- **Task goal**:
For every line in the data below that contains "tingkat", copy the line.

- **Dataset entries**:

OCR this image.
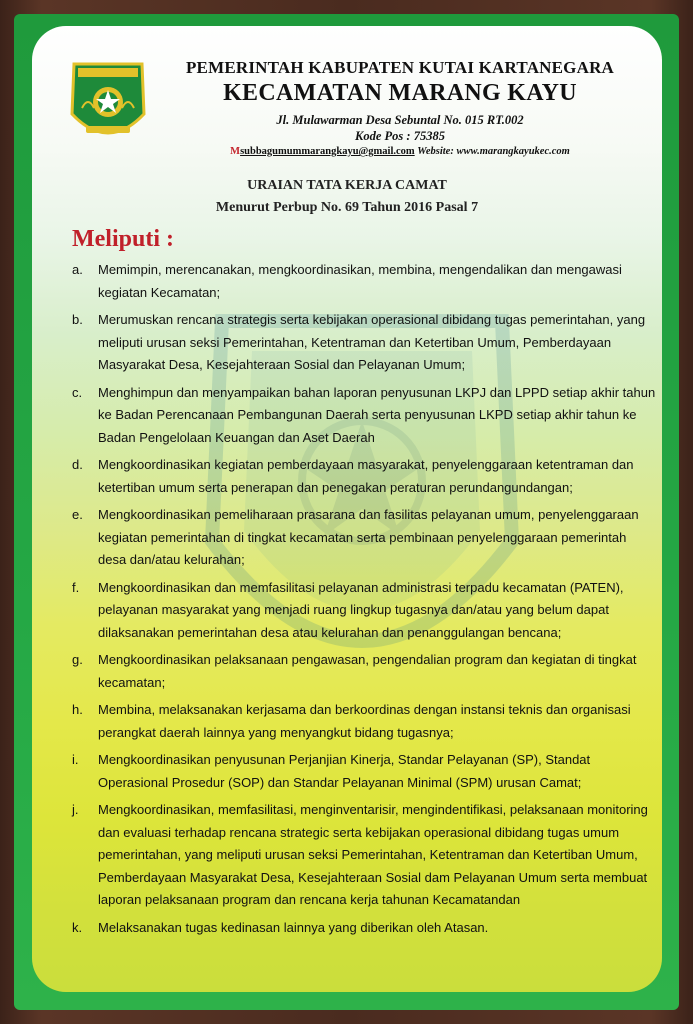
PEMERINTAH KABUPATEN KUTAI KARTANEGARA
KECAMATAN MARANG KAYU
Jl. Mulawarman Desa Sebuntal No. 015 RT.002
Kode Pos : 75385
Msubbagumummarangkayu@gmail.com Website: www.marangkayukec.com
URAIAN TATA KERJA CAMAT
Menurut Perbup No. 69 Tahun 2016 Pasal 7
Meliputi :
a.	Memimpin, merencanakan, mengkoordinasikan, membina, mengendalikan dan mengawasi kegiatan Kecamatan;
b.	Merumuskan rencana strategis serta kebijakan operasional dibidang tugas pemerintahan, yang meliputi urusan seksi Pemerintahan, Ketentraman dan Ketertiban Umum, Pemberdayaan Masyarakat Desa, Kesejahteraan Sosial dan Pelayanan Umum;
c.	Menghimpun dan menyampaikan bahan laporan penyusunan LKPJ dan LPPD setiap akhir tahun ke Badan Perencanaan Pembangunan Daerah serta penyusunan LKPD setiap akhir tahun ke Badan Pengelolaan Keuangan dan Aset Daerah
d.	Mengkoordinasikan kegiatan pemberdayaan masyarakat, penyelenggaraan ketentraman dan ketertiban umum serta penerapan dan penegakan peraturan perundangundangan;
e.	Mengkoordinasikan pemeliharaan prasarana dan fasilitas pelayanan umum, penyelenggaraan kegiatan pemerintahan di tingkat kecamatan serta pembinaan penyelenggaraan pemerintah desa dan/atau kelurahan;
f.	Mengkoordinasikan dan memfasilitasi pelayanan administrasi terpadu kecamatan (PATEN), pelayanan masyarakat yang menjadi ruang lingkup tugasnya dan/atau yang belum dapat dilaksanakan pemerintahan desa atau kelurahan dan penanggulangan bencana;
g.	Mengkoordinasikan pelaksanaan pengawasan, pengendalian program dan kegiatan di tingkat kecamatan;
h.	Membina, melaksanakan kerjasama dan berkoordinas dengan instansi teknis dan organisasi perangkat daerah lainnya yang menyangkut bidang tugasnya;
i.	Mengkoordinasikan penyusunan Perjanjian Kinerja, Standar Pelayanan (SP), Standat Operasional Prosedur (SOP) dan Standar Pelayanan Minimal (SPM) urusan Camat;
j.	Mengkoordinasikan, memfasilitasi, menginventarisir, mengindentifikasi, pelaksanaan monitoring dan evaluasi terhadap rencana strategic serta kebijakan operasional dibidang tugas umum pemerintahan, yang meliputi urusan seksi Pemerintahan, Ketentraman dan Ketertiban Umum, Pemberdayaan Masyarakat Desa, Kesejahteraan Sosial dam Pelayanan Umum serta membuat laporan pelaksanaan program dan rencana kerja tahunan Kecamatandan
k.	Melaksanakan tugas kedinasan lainnya yang diberikan oleh Atasan.
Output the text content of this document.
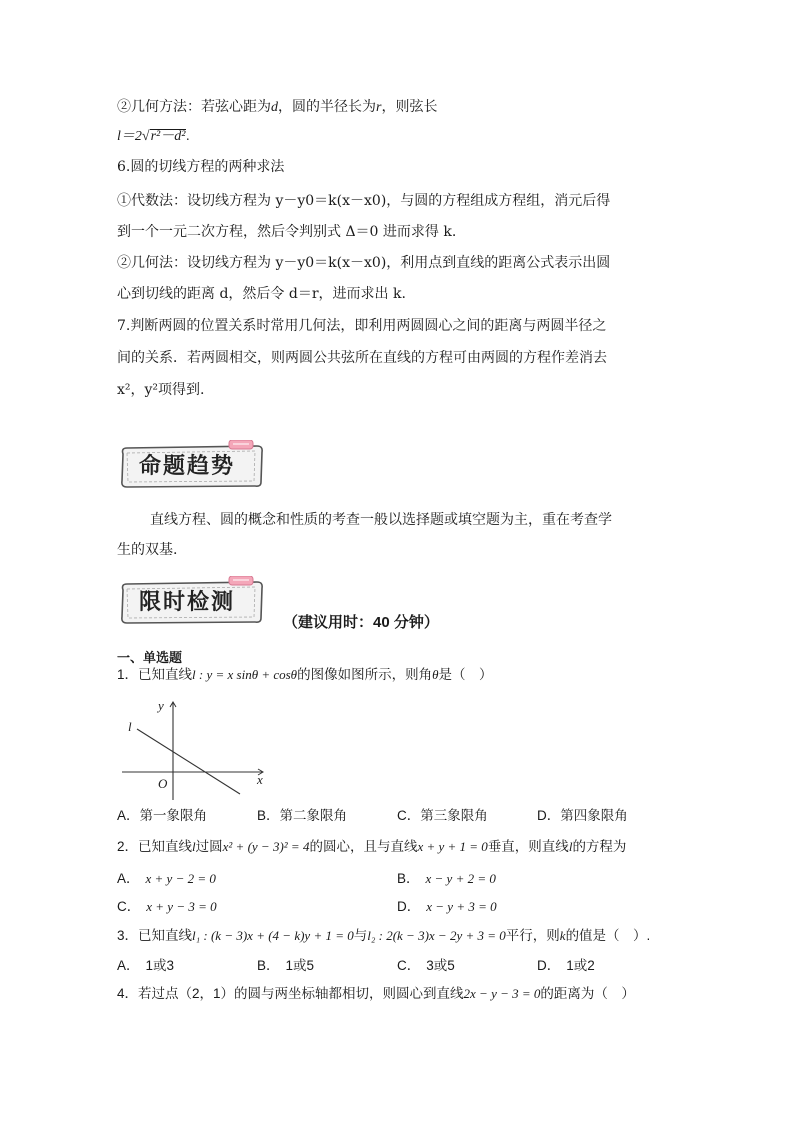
②几何方法：若弦心距为d，圆的半径长为r，则弦长
l＝2√r²－d².
6.圆的切线方程的两种求法
①代数法：设切线方程为 y－y0＝k(x－x0)，与圆的方程组成方程组，消元后得
到一个一元二次方程，然后令判别式 Δ＝0 进而求得 k.
②几何法：设切线方程为 y－y0＝k(x－x0)，利用点到直线的距离公式表示出圆
心到切线的距离 d，然后令 d＝r，进而求出 k.
7.判断两圆的位置关系时常用几何法，即利用两圆圆心之间的距离与两圆半径之
间的关系．若两圆相交，则两圆公共弦所在直线的方程可由两圆的方程作差消去
x²，y²项得到.
命题趋势
直线方程、圆的概念和性质的考查一般以选择题或填空题为主，重在考查学
生的双基.
限时检测
（建议用时：40 分钟）
一、单选题
1．已知直线l : y = x sinθ + cosθ的图像如图所示，则角θ是（　）
y
x
O
l
A．第一象限角	B．第二象限角	C．第三象限角	D．第四象限角
2．已知直线l过圆x² + (y − 3)² = 4的圆心，且与直线x + y + 1 = 0垂直，则直线l的方程为
A． x + y − 2 = 0	B． x − y + 2 = 0
C． x + y − 3 = 0	D． x − y + 3 = 0
3．已知直线l₁ : (k − 3)x + (4 − k)y + 1 = 0与l₂ : 2(k − 3)x − 2y + 3 = 0平行，则k的值是（　）.
A． 1或3	B． 1或5	C． 3或5	D． 1或2
4．若过点（2，1）的圆与两坐标轴都相切，则圆心到直线2x − y − 3 = 0的距离为（　）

- **Written solution**:
e.	Mengkoordinasikan pemeliharaan prasarana dan fasilitas pelayanan umum, penyelenggaraan kegiatan pemerintahan di tingkat kecamatan serta pembinaan penyelenggaraan pemerintah desa dan/atau kelurahan;
g.	Mengkoordinasikan pelaksanaan pengawasan, pengendalian program dan kegiatan di tingkat kecamatan;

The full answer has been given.